== Short exercise ==
Output an exact reproduction of the data.

━━━━━━━━━━━━━━━━

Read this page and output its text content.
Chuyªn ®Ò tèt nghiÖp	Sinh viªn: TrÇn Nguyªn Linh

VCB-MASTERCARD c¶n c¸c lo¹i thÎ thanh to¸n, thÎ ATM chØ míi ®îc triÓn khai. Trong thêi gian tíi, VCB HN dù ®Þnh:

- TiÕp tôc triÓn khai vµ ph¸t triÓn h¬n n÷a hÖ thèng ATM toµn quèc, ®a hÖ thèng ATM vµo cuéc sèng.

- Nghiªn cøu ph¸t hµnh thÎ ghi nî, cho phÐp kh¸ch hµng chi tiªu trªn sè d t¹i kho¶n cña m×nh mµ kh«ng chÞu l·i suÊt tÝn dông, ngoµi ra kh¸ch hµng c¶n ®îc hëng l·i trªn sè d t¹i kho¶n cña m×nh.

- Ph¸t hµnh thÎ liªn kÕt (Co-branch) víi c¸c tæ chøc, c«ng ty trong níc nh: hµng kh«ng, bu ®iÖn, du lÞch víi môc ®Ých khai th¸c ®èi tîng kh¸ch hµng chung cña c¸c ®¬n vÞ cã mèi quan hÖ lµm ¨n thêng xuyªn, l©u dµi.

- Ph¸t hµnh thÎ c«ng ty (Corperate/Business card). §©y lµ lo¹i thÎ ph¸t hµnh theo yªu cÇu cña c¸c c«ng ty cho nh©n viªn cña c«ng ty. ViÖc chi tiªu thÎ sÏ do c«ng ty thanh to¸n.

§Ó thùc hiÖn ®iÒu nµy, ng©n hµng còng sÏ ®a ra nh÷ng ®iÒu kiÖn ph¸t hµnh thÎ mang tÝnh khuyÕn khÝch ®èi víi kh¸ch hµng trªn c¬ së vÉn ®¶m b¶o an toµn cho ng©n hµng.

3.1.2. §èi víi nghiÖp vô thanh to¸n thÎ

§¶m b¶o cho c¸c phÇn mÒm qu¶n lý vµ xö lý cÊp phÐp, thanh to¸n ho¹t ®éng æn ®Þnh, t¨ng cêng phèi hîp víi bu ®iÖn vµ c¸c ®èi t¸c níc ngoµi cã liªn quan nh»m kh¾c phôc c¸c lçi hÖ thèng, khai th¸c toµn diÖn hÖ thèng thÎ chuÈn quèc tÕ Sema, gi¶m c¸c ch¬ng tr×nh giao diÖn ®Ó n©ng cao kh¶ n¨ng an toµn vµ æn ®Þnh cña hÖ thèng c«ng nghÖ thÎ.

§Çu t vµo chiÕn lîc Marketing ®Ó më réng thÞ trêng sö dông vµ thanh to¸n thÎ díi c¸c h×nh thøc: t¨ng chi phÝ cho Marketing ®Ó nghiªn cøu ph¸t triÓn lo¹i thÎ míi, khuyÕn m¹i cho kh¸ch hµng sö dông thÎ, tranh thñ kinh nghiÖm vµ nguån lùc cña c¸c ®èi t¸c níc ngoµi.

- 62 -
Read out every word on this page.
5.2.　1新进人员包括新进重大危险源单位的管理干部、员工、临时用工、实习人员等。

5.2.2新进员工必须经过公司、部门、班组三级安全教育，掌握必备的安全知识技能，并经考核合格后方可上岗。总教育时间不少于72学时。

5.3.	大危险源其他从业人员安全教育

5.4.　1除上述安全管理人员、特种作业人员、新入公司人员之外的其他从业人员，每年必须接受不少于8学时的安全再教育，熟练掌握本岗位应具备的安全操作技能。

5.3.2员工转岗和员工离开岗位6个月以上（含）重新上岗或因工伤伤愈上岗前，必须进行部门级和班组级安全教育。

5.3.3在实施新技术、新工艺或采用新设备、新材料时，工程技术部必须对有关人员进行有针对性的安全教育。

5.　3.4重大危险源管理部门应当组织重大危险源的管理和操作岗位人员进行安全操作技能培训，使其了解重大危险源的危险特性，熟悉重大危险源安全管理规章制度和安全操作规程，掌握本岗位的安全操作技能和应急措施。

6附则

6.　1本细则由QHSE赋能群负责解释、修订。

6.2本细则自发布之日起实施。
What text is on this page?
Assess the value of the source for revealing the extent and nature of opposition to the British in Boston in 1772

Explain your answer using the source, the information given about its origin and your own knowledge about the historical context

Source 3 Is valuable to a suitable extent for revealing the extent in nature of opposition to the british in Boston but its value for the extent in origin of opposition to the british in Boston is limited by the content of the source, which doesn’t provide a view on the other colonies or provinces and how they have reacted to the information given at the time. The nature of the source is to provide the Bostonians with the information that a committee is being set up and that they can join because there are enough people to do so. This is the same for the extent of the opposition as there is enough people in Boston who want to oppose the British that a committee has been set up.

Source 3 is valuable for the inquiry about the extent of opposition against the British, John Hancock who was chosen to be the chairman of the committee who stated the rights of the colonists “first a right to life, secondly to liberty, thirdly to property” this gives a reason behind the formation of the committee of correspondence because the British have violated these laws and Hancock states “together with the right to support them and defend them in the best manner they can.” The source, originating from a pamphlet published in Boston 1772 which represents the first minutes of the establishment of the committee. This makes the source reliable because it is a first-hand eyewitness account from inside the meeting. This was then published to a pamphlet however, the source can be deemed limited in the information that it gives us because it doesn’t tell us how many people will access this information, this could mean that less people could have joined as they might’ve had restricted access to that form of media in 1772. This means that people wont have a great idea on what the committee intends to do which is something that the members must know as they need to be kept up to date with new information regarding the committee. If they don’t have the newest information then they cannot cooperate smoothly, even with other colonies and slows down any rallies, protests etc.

━━━━━━━━━━━━━━━━

== Response to this task ==
Read this page and output its text content.
Chuyªn ®Ò tèt nghiÖp	Sinh viªn: TrÇn Nguyªn Linh

VCB-MASTERCARD c¶n c¸c lo¹i thÎ thanh to¸n, thÎ ATM chØ míi ®îc triÓn khai. Trong thêi gian tíi, VCB HN dù ®Þnh:

- TiÕp tôc triÓn khai vµ ph¸t triÓn h¬n n÷a hÖ thèng ATM toµn quèc, ®a hÖ thèng ATM vµo cuéc sèng.

- Nghiªn cøu ph¸t hµnh thÎ ghi nî, cho phÐp kh¸ch hµng chi tiªu trªn sè d t¹i kho¶n cña m×nh mµ kh«ng chÞu l·i suÊt tÝn dông, ngoµi ra kh¸ch hµng c¶n ®îc hëng l·i trªn sè d t¹i kho¶n cña m×nh.

- Ph¸t hµnh thÎ liªn kÕt (Co-branch) víi c¸c tæ chøc, c«ng ty trong níc nh: hµng kh«ng, bu ®iÖn, du lÞch víi môc ®Ých khai th¸c ®èi tîng kh¸ch hµng chung cña c¸c ®¬n vÞ cã mèi quan hÖ lµm ¨n thêng xuyªn, l©u dµi.

- Ph¸t hµnh thÎ c«ng ty (Corperate/Business card). §©y lµ lo¹i thÎ ph¸t hµnh theo yªu cÇu cña c¸c c«ng ty cho nh©n viªn cña c«ng ty. ViÖc chi tiªu thÎ sÏ do c«ng ty thanh to¸n.

§Ó thùc hiÖn ®iÒu nµy, ng©n hµng còng sÏ ®a ra nh÷ng ®iÒu kiÖn ph¸t hµnh thÎ mang tÝnh khuyÕn khÝch ®èi víi kh¸ch hµng trªn c¬ së vÉn ®¶m b¶o an toµn cho ng©n hµng.

3.1.2. §èi víi nghiÖp vô thanh to¸n thÎ

§¶m b¶o cho c¸c phÇn mÒm qu¶n lý vµ xö lý cÊp phÐp, thanh to¸n ho¹t ®éng æn ®Þnh, t¨ng cêng phèi hîp víi bu ®iÖn vµ c¸c ®èi t¸c níc ngoµi cã liªn quan nh»m kh¾c phôc c¸c lçi hÖ thèng, khai th¸c toµn diÖn hÖ thèng thÎ chuÈn quèc tÕ Sema, gi¶m c¸c ch¬ng tr×nh giao diÖn ®Ó n©ng cao kh¶ n¨ng an toµn vµ æn ®Þnh cña hÖ thèng c«ng nghÖ thÎ.

§Çu t vµo chiÕn lîc Marketing ®Ó më réng thÞ trêng sö dông vµ thanh to¸n thÎ díi c¸c h×nh thøc: t¨ng chi phÝ cho Marketing ®Ó nghiªn cøu ph¸t triÓn lo¹i thÎ míi, khuyÕn m¹i cho kh¸ch hµng sö dông thÎ, tranh thñ kinh nghiÖm vµ nguån lùc cña c¸c ®èi t¸c níc ngoµi.

- 62 -
Read out every word on this page.
5.2.　1新进人员包括新进重大危险源单位的管理干部、员工、临时用工、实习人员等。

5.2.2新进员工必须经过公司、部门、班组三级安全教育，掌握必备的安全知识技能，并经考核合格后方可上岗。总教育时间不少于72学时。

5.3.	大危险源其他从业人员安全教育

5.4.　1除上述安全管理人员、特种作业人员、新入公司人员之外的其他从业人员，每年必须接受不少于8学时的安全再教育，熟练掌握本岗位应具备的安全操作技能。

5.3.2员工转岗和员工离开岗位6个月以上（含）重新上岗或因工伤伤愈上岗前，必须进行部门级和班组级安全教育。

5.3.3在实施新技术、新工艺或采用新设备、新材料时，工程技术部必须对有关人员进行有针对性的安全教育。

5.　3.4重大危险源管理部门应当组织重大危险源的管理和操作岗位人员进行安全操作技能培训，使其了解重大危险源的危险特性，熟悉重大危险源安全管理规章制度和安全操作规程，掌握本岗位的安全操作技能和应急措施。

6附则

6.　1本细则由QHSE赋能群负责解释、修订。

6.2本细则自发布之日起实施。
What text is on this page?
Assess the value of the source for revealing the extent and nature of opposition to the British in Boston in 1772

Explain your answer using the source, the information given about its origin and your own knowledge about the historical context

Source 3 Is valuable to a suitable extent for revealing the extent in nature of opposition to the british in Boston but its value for the extent in origin of opposition to the british in Boston is limited by the content of the source, which doesn’t provide a view on the other colonies or provinces and how they have reacted to the information given at the time. The nature of the source is to provide the Bostonians with the information that a committee is being set up and that they can join because there are enough people to do so. This is the same for the extent of the opposition as there is enough people in Boston who want to oppose the British that a committee has been set up.

Source 3 is valuable for the inquiry about the extent of opposition against the British, John Hancock who was chosen to be the chairman of the committee who stated the rights of the colonists “first a right to life, secondly to liberty, thirdly to property” this gives a reason behind the formation of the committee of correspondence because the British have violated these laws and Hancock states “together with the right to support them and defend them in the best manner they can.” The source, originating from a pamphlet published in Boston 1772 which represents the first minutes of the establishment of the committee. This makes the source reliable because it is a first-hand eyewitness account from inside the meeting. This was then published to a pamphlet however, the source can be deemed limited in the information that it gives us because it doesn’t tell us how many people will access this information, this could mean that less people could have joined as they might’ve had restricted access to that form of media in 1772. This means that people wont have a great idea on what the committee intends to do which is something that the members must know as they need to be kept up to date with new information regarding the committee. If they don’t have the newest information then they cannot cooperate smoothly, even with other colonies and slows down any rallies, protests etc.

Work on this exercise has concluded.